[start Information supplied]

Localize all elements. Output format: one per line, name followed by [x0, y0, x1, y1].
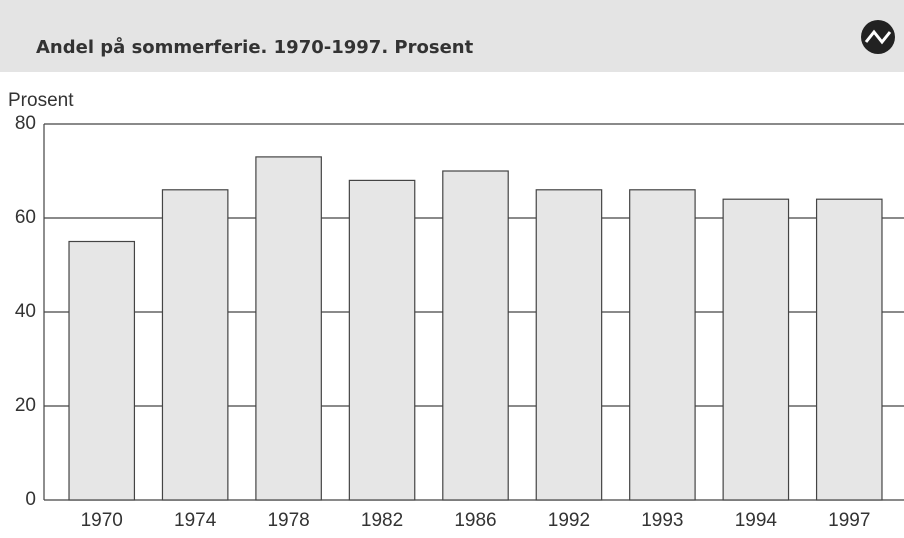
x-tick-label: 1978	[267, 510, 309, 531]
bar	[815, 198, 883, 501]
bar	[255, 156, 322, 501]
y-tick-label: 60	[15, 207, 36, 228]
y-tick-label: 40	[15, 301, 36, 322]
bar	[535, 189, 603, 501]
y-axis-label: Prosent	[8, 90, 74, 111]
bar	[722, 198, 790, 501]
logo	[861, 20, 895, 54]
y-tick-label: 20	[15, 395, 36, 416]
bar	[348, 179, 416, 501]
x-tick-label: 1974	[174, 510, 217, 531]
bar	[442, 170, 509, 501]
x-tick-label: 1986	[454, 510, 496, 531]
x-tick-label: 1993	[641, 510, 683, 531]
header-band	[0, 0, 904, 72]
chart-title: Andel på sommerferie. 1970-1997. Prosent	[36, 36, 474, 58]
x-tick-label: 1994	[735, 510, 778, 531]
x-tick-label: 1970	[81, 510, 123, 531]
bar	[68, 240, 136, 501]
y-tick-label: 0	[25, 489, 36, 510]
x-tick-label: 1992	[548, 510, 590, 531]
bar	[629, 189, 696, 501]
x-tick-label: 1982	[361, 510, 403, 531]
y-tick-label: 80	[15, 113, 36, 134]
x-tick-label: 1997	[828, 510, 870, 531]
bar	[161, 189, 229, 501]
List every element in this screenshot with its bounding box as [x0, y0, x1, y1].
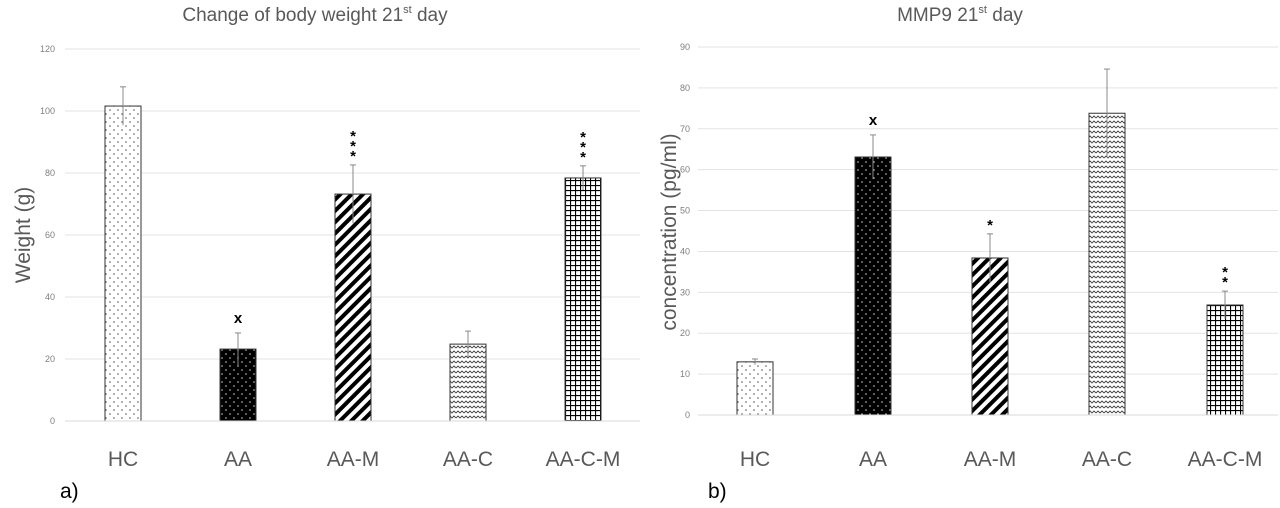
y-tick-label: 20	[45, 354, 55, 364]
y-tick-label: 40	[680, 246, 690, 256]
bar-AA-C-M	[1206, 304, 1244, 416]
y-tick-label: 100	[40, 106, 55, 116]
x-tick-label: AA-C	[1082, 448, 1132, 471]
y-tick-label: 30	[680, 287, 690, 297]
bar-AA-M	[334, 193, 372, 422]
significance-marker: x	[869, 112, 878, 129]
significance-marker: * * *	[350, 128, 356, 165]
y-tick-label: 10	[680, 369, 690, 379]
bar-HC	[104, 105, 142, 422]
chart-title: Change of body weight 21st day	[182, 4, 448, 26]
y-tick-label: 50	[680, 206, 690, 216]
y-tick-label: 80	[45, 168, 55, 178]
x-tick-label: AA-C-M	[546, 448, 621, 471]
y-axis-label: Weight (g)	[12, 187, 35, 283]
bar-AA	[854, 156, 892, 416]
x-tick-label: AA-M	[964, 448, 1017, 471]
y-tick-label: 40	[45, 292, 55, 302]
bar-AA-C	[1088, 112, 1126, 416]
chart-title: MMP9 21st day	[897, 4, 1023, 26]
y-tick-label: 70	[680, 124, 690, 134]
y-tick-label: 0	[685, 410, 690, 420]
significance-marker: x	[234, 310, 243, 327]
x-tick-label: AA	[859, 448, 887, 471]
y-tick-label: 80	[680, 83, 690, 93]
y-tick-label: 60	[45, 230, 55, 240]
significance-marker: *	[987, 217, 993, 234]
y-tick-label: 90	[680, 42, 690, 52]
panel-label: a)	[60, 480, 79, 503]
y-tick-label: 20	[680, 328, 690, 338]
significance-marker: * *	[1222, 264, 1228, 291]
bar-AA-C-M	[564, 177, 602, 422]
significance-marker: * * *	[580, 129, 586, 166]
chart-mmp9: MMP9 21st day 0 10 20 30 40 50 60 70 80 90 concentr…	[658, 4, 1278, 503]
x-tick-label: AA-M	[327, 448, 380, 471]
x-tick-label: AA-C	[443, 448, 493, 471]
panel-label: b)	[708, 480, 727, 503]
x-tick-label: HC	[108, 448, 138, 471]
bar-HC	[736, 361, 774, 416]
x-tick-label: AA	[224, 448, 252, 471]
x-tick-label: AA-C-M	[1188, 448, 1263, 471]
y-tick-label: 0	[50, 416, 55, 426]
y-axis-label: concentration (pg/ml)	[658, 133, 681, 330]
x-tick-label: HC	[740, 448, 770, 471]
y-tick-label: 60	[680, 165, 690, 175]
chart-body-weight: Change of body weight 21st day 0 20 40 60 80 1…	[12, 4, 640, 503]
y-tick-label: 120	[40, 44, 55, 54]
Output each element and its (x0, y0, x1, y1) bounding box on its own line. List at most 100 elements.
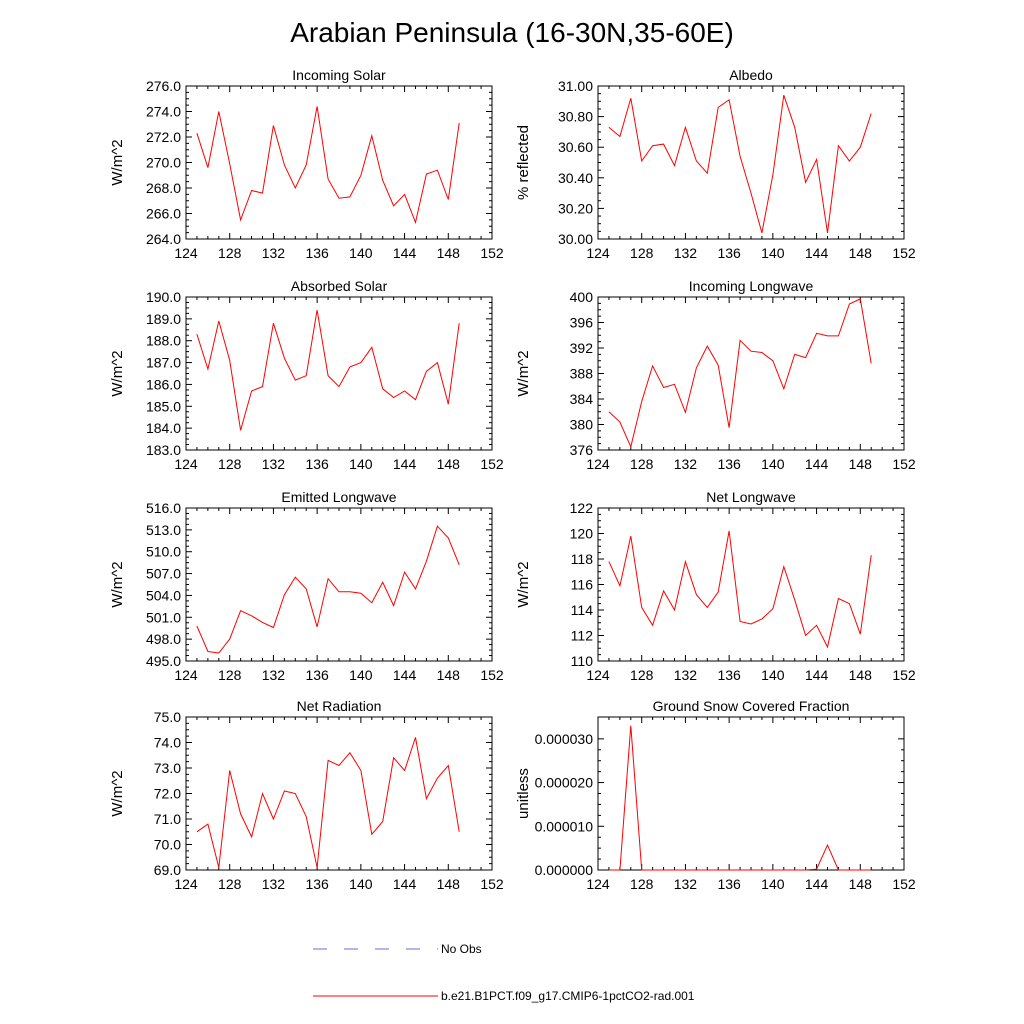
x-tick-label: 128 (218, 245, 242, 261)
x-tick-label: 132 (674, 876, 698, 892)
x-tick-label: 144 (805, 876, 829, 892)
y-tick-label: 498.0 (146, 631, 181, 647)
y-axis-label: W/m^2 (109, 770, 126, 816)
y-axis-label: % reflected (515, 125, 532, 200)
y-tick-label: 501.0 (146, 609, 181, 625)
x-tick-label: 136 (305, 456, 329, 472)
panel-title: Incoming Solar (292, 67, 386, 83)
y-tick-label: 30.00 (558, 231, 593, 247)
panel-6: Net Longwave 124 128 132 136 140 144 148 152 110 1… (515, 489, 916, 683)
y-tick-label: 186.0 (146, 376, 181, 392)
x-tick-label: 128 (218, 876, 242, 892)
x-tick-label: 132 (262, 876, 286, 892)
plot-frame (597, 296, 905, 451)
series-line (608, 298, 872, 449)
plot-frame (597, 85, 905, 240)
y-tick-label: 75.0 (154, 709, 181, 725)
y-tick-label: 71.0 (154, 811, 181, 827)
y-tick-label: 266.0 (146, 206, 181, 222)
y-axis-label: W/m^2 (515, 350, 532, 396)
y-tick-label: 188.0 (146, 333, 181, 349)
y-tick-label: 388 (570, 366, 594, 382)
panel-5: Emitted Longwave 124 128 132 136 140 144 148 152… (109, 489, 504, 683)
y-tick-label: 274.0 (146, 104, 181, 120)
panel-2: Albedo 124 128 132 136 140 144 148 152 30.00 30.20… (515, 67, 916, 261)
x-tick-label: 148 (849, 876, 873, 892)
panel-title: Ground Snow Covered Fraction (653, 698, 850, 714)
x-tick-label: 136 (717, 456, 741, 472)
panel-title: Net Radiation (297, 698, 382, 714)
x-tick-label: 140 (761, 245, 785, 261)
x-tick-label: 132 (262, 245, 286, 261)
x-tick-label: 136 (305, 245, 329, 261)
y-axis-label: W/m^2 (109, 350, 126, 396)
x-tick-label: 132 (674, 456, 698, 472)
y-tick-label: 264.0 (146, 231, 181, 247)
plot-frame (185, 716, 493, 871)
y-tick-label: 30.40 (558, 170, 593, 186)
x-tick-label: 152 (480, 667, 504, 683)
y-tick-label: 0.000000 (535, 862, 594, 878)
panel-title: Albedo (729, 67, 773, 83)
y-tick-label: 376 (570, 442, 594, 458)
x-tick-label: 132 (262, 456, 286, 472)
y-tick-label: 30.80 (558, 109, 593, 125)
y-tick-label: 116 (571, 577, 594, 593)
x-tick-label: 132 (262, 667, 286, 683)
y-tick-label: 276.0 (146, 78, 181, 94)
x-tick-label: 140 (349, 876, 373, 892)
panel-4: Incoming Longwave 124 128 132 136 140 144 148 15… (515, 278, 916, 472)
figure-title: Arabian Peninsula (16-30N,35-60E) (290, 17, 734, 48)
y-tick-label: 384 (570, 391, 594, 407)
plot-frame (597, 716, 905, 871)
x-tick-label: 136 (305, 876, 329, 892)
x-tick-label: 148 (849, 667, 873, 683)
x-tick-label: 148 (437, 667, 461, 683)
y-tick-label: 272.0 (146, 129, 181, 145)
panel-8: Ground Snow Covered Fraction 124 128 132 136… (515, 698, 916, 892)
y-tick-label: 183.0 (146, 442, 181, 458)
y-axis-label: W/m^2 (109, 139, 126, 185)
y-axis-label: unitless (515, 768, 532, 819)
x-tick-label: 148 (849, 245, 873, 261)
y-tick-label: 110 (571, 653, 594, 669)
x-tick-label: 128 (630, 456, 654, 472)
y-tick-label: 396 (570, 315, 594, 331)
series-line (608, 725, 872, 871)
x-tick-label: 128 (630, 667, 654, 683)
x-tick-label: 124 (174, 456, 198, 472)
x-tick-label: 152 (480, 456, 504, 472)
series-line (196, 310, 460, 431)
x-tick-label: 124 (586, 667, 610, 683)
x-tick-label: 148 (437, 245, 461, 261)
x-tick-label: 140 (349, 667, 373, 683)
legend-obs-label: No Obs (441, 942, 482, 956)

[end Information supplied]

**What you are asked to do:** Can you update the lines that begin at the one containing "510, 309, 531]" and end after the one containing "240, 136, 501]", rewriting only those lines with "bar" changed to "column" and nothing else altered?

**Exercise output:**
x-tick-label: 1978	[267, 510, 309, 531]
column	[815, 198, 883, 501]
column	[255, 156, 322, 501]
y-tick-label: 60	[15, 207, 36, 228]
y-tick-label: 40	[15, 301, 36, 322]
column	[535, 189, 603, 501]
y-axis-label: Prosent	[8, 90, 74, 111]
column	[722, 198, 790, 501]
logo	[861, 20, 895, 54]
y-tick-label: 20	[15, 395, 36, 416]
column	[348, 179, 416, 501]
x-tick-label: 1974	[174, 510, 217, 531]
column	[442, 170, 509, 501]
x-tick-label: 1986	[454, 510, 496, 531]
x-tick-label: 1993	[641, 510, 683, 531]
header-band	[0, 0, 904, 72]
chart-title: Andel på sommerferie. 1970-1997. Prosent	[36, 36, 474, 58]
x-tick-label: 1994	[735, 510, 778, 531]
x-tick-label: 1970	[81, 510, 123, 531]
column	[68, 240, 136, 501]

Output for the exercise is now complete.